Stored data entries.
-----

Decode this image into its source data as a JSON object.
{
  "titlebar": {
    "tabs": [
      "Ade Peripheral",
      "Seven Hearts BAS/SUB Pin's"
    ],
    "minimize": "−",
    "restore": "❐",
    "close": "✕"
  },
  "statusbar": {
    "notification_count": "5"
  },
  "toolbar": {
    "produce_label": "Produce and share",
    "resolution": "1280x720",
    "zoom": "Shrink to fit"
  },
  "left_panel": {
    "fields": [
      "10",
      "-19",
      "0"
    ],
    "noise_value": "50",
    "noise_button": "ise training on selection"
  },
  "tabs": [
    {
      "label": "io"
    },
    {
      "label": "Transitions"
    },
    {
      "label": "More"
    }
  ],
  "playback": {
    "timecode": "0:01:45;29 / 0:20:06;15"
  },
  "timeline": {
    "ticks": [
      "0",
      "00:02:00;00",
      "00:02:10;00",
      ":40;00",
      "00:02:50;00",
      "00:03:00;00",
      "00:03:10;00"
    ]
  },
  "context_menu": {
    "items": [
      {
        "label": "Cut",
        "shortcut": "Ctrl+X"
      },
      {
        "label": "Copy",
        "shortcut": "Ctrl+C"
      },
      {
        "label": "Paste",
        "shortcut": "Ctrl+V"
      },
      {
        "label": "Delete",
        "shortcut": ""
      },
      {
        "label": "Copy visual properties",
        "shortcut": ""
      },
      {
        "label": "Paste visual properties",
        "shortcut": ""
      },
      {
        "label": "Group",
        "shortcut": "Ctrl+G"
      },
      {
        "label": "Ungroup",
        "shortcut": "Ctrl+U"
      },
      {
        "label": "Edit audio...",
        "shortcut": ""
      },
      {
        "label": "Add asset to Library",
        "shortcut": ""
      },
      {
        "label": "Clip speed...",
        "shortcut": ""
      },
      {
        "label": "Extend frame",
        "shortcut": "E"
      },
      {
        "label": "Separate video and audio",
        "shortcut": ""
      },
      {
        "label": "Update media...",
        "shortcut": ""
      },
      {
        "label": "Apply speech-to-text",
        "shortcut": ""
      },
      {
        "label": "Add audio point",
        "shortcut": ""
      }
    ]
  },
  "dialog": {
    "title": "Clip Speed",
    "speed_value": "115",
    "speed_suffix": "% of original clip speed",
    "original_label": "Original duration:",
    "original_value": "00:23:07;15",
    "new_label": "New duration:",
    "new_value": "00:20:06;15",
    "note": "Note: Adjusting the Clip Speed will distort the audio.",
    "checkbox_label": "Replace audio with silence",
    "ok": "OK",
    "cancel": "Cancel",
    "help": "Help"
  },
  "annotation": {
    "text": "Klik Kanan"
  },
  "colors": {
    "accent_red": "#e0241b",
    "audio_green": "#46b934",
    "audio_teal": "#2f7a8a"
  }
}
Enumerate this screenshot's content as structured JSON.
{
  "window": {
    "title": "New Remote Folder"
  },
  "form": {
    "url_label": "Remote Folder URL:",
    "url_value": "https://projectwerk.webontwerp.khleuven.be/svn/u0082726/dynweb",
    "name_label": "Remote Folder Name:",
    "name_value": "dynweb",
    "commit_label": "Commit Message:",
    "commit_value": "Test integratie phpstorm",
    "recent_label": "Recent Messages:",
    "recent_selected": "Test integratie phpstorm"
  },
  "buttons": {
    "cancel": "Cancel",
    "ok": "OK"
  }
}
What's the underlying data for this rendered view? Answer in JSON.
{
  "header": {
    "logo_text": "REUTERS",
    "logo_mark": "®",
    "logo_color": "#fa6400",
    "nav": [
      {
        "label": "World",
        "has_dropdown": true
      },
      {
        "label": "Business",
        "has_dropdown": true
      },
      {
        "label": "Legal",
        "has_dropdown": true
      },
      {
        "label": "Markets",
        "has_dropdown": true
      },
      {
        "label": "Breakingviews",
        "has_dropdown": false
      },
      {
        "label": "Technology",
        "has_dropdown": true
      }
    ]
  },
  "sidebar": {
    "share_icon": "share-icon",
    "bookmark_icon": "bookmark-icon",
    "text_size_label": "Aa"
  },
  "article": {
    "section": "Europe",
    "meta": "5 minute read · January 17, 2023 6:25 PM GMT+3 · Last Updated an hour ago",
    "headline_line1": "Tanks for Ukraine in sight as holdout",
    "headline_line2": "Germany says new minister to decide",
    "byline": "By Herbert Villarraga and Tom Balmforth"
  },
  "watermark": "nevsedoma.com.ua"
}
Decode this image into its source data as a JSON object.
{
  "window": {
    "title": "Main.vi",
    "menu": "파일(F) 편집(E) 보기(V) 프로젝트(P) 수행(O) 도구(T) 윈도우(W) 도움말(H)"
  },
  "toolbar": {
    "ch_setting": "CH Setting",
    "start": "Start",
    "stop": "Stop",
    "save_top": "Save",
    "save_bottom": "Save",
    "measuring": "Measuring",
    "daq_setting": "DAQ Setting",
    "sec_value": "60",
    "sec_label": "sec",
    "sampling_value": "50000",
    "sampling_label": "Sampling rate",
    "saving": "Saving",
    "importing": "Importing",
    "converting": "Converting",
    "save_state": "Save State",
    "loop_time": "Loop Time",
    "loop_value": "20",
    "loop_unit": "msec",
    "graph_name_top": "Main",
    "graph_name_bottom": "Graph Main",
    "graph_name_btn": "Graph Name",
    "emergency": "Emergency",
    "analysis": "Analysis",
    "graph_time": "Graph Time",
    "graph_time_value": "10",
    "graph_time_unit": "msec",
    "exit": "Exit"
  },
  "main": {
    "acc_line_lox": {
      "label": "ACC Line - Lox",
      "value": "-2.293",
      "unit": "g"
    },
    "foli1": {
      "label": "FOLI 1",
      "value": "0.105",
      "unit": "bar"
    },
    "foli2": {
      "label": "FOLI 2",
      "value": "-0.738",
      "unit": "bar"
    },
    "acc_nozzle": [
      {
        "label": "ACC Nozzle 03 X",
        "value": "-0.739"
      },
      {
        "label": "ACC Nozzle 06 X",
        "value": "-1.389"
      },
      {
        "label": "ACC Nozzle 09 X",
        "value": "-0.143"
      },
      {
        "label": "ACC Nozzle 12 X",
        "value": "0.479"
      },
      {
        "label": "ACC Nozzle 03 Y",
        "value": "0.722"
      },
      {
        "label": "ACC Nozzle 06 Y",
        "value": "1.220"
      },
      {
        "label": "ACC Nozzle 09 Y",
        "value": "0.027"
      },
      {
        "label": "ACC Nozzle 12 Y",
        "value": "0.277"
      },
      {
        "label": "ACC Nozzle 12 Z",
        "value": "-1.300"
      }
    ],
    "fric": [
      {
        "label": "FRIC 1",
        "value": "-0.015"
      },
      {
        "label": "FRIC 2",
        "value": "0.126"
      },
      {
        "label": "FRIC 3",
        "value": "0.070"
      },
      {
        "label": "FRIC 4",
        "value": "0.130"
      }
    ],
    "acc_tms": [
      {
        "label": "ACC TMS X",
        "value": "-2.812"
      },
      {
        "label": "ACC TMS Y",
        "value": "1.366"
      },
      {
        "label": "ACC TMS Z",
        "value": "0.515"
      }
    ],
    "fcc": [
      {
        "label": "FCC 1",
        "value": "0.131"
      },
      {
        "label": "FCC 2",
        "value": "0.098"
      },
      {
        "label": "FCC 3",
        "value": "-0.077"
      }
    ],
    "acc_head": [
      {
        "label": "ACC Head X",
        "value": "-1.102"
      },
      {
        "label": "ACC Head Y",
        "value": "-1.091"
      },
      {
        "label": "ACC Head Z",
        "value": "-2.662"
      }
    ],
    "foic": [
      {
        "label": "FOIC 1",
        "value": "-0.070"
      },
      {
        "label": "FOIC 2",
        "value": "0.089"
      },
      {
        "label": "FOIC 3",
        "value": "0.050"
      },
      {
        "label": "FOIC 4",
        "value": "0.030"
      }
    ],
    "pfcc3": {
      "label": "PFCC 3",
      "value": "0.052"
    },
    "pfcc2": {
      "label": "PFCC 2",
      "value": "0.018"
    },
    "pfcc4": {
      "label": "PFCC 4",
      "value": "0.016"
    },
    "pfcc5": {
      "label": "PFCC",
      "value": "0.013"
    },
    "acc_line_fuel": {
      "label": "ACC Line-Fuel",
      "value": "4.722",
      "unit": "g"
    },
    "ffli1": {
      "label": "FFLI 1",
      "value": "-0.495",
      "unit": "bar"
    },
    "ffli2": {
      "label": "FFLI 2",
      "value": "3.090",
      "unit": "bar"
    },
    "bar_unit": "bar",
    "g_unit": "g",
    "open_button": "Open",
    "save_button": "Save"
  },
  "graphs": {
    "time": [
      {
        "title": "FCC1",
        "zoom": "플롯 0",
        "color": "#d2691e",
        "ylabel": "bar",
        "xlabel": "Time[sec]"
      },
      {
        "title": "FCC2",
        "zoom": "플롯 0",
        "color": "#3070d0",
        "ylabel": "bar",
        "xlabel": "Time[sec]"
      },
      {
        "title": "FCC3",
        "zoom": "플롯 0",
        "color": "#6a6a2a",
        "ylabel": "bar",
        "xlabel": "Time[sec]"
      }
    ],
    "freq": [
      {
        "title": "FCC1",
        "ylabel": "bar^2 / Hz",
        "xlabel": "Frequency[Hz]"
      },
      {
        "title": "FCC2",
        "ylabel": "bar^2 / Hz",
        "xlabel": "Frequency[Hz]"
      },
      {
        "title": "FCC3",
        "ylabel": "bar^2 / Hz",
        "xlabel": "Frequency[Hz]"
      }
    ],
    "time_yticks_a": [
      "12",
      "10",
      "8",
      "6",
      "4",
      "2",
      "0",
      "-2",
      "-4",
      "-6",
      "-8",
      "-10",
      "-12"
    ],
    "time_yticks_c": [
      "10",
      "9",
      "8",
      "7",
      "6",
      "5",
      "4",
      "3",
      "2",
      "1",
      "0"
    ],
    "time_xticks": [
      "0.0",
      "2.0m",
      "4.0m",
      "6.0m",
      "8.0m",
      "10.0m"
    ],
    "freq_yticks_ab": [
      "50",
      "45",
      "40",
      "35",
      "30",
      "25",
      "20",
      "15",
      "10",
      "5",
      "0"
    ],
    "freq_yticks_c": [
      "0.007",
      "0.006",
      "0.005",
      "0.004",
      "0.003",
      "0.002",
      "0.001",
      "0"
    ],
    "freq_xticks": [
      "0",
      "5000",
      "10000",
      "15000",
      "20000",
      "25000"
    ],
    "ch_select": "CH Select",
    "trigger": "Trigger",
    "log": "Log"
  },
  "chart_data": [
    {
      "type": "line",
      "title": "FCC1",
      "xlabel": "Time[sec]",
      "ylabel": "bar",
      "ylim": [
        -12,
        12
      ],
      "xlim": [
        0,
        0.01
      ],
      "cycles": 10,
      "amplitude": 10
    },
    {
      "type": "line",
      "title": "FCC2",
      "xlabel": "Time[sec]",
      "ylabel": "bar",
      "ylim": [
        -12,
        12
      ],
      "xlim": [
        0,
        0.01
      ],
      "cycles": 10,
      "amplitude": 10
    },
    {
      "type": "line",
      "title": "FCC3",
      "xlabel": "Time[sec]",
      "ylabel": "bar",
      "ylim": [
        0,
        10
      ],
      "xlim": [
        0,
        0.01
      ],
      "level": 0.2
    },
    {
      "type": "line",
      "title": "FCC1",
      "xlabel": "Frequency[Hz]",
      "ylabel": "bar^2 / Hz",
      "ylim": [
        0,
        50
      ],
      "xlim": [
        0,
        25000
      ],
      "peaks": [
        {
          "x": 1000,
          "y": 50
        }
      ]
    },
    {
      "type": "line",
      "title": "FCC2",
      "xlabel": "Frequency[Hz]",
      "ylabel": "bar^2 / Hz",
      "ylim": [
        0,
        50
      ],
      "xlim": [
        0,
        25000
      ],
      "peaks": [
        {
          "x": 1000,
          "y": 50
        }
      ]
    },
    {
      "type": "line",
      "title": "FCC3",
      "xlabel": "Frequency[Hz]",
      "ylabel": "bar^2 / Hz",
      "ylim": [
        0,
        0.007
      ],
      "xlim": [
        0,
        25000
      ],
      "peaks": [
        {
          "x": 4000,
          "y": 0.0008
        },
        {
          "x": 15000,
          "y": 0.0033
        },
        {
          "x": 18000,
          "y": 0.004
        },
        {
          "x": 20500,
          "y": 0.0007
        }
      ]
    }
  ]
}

-----

Requirement.
Gather each line of the listing containing the word "JSON" and show it.

The answer.
Decode this image into its source data as a JSON object.
Enumerate this screenshot's content as structured JSON.
What's the underlying data for this rendered view? Answer in JSON.
Decode this image into its source data as a JSON object.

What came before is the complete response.